Scan the material for the word "title", and copy each line where it shows up.
+++
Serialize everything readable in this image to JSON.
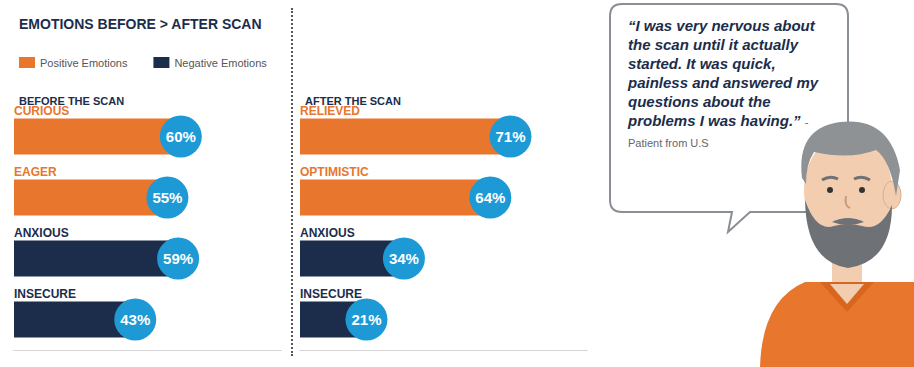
{
  "title": "EMOTIONS BEFORE > AFTER SCAN",
  "chart_data": [
    {
      "type": "bar",
      "title": "BEFORE THE SCAN",
      "orientation": "horizontal",
      "categories": [
        "CURIOUS",
        "EAGER",
        "ANXIOUS",
        "INSECURE"
      ],
      "series": [
        {
          "name": "Positive Emotions",
          "color": "#e8762d",
          "values": [
            60,
            55,
            null,
            null
          ],
          "value_labels": [
            "60%",
            "55%",
            null,
            null
          ]
        },
        {
          "name": "Negative Emotions",
          "color": "#1b2d4b",
          "values": [
            null,
            null,
            59,
            43
          ],
          "value_labels": [
            null,
            null,
            "59%",
            "43%"
          ]
        }
      ],
      "xlim": [
        0,
        100
      ],
      "tick_labels": false,
      "grid": false,
      "legend": "top-left",
      "data_labels": true
    },
    {
      "type": "bar",
      "title": "AFTER THE SCAN",
      "orientation": "horizontal",
      "categories": [
        "RELIEVED",
        "OPTIMISTIC",
        "ANXIOUS",
        "INSECURE"
      ],
      "series": [
        {
          "name": "Positive Emotions",
          "color": "#e8762d",
          "values": [
            71,
            64,
            null,
            null
          ],
          "value_labels": [
            "71%",
            "64%",
            null,
            null
          ]
        },
        {
          "name": "Negative Emotions",
          "color": "#1b2d4b",
          "values": [
            null,
            null,
            34,
            21
          ],
          "value_labels": [
            null,
            null,
            "34%",
            "21%"
          ]
        }
      ],
      "xlim": [
        0,
        100
      ],
      "tick_labels": false,
      "grid": false,
      "legend": "top-left",
      "data_labels": true
    }
  ],
  "quote": {
    "text": "“I was very nervous about the scan until it actually started.  It was quick, painless and answered my questions about the problems I was having.”",
    "attribution": "- Patient from U.S"
  }
}
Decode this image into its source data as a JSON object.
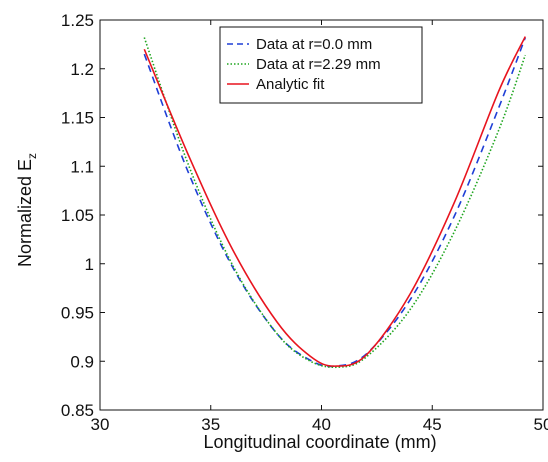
{
  "chart_data": {
    "type": "line",
    "xlabel": "Longitudinal coordinate (mm)",
    "ylabel_main": "Normalized E",
    "ylabel_sub": "z",
    "xlim": [
      30,
      50
    ],
    "ylim": [
      0.85,
      1.25
    ],
    "xticks": [
      "30",
      "35",
      "40",
      "45",
      "50"
    ],
    "yticks": [
      "0.85",
      "0.9",
      "0.95",
      "1",
      "1.05",
      "1.1",
      "1.15",
      "1.2",
      "1.25"
    ],
    "legend_position": "top-right",
    "series": [
      {
        "name": "Data at r=0.0 mm",
        "color": "#1f3fd6",
        "style": "dashed",
        "x": [
          32.0,
          34.0,
          36.0,
          38.0,
          39.5,
          40.6,
          42.0,
          44.0,
          46.0,
          48.0,
          49.2
        ],
        "y": [
          1.215,
          1.093,
          0.996,
          0.928,
          0.901,
          0.895,
          0.907,
          0.963,
          1.049,
          1.16,
          1.232
        ]
      },
      {
        "name": "Data at r=2.29 mm",
        "color": "#1fa51f",
        "style": "dotted",
        "x": [
          32.0,
          34.0,
          36.0,
          38.0,
          39.5,
          40.8,
          42.0,
          44.0,
          46.0,
          48.0,
          49.2
        ],
        "y": [
          1.232,
          1.101,
          0.998,
          0.928,
          0.9,
          0.894,
          0.904,
          0.953,
          1.033,
          1.137,
          1.214
        ]
      },
      {
        "name": "Analytic fit",
        "color": "#e8141e",
        "style": "solid",
        "x": [
          32.0,
          34.0,
          36.0,
          38.0,
          39.5,
          40.6,
          42.0,
          44.0,
          46.0,
          48.0,
          49.2
        ],
        "y": [
          1.22,
          1.111,
          1.014,
          0.94,
          0.905,
          0.895,
          0.906,
          0.969,
          1.063,
          1.177,
          1.233
        ]
      }
    ]
  }
}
+++
Final result:
  "title": "EMOTIONS BEFORE > AFTER SCAN",
      "title": "BEFORE THE SCAN",
      "title": "AFTER THE SCAN",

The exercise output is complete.